#### [Directions]
Find every line in the records below that contains the word "boxes", and copy each of those lines.

----------

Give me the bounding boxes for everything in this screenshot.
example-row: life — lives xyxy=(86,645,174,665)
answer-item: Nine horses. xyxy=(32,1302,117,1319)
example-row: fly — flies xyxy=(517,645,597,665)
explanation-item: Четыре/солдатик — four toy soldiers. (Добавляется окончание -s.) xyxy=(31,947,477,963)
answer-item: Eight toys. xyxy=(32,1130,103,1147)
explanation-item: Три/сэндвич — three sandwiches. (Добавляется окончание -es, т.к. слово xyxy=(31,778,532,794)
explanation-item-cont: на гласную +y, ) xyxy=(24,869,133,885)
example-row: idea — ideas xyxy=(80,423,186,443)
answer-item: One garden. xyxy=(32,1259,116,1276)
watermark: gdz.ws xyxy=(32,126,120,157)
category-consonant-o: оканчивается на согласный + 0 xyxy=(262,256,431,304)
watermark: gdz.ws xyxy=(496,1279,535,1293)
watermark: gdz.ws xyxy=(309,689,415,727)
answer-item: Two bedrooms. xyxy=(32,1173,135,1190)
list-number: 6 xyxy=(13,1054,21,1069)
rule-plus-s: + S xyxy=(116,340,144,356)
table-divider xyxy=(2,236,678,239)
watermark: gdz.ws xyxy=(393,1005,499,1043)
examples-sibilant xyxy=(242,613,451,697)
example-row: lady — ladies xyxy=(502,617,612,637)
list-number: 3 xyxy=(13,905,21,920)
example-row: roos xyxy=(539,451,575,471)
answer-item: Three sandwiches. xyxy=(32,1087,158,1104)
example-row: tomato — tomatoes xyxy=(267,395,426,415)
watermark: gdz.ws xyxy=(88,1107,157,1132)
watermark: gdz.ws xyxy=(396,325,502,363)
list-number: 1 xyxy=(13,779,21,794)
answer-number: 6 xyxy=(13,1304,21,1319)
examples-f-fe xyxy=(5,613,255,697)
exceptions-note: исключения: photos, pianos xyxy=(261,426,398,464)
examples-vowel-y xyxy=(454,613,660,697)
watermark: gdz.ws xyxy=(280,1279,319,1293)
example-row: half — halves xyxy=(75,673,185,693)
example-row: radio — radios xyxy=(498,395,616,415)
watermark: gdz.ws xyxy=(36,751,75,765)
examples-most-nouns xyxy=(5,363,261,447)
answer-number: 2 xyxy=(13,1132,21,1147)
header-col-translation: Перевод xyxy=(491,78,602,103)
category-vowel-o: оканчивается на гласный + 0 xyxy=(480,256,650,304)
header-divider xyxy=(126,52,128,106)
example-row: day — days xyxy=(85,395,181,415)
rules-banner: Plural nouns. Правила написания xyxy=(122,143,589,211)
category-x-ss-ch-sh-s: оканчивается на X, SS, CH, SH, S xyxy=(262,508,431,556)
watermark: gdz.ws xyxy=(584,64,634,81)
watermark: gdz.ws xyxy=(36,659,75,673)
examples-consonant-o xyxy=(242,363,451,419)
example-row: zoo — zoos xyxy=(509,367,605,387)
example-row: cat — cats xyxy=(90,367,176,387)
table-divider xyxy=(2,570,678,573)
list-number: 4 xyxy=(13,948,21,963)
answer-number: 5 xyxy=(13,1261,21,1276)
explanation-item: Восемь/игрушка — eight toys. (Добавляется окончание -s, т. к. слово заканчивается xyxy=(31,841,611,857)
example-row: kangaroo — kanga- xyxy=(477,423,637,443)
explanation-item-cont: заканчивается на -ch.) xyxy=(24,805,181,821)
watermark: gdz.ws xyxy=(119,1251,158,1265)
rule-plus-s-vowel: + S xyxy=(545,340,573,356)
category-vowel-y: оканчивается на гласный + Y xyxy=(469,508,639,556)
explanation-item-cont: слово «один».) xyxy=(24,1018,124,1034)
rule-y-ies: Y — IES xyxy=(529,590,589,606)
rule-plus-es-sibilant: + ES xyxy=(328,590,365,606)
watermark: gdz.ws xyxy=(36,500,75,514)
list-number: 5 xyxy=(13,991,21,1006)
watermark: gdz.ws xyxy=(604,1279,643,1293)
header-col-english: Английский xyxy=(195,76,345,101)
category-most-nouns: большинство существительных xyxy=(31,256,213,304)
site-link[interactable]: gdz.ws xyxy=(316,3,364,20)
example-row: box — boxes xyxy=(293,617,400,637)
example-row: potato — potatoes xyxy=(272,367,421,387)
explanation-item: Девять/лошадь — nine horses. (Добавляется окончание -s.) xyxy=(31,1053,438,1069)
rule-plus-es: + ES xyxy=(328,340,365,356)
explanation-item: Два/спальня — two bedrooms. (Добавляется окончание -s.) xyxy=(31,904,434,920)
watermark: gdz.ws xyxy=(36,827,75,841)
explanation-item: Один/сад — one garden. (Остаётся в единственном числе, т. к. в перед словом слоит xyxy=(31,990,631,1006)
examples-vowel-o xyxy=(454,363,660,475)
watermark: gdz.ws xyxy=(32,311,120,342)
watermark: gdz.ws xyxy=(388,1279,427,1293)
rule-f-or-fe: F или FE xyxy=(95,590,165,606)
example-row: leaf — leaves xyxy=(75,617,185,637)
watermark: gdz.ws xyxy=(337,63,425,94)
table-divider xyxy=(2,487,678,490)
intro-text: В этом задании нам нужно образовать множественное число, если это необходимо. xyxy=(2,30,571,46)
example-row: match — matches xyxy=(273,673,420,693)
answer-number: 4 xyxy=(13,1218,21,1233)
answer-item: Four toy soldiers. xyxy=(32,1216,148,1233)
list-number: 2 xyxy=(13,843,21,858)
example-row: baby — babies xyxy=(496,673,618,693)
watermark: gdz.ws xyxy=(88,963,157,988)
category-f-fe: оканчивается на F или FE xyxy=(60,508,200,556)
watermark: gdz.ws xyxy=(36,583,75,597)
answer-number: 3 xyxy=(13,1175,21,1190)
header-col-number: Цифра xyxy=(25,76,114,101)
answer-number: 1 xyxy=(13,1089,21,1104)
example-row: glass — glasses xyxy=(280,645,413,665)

----------

#### [Full answer]
Give me the bounding boxes for everything in this screenshot.
example-row: box — boxes xyxy=(293,617,400,637)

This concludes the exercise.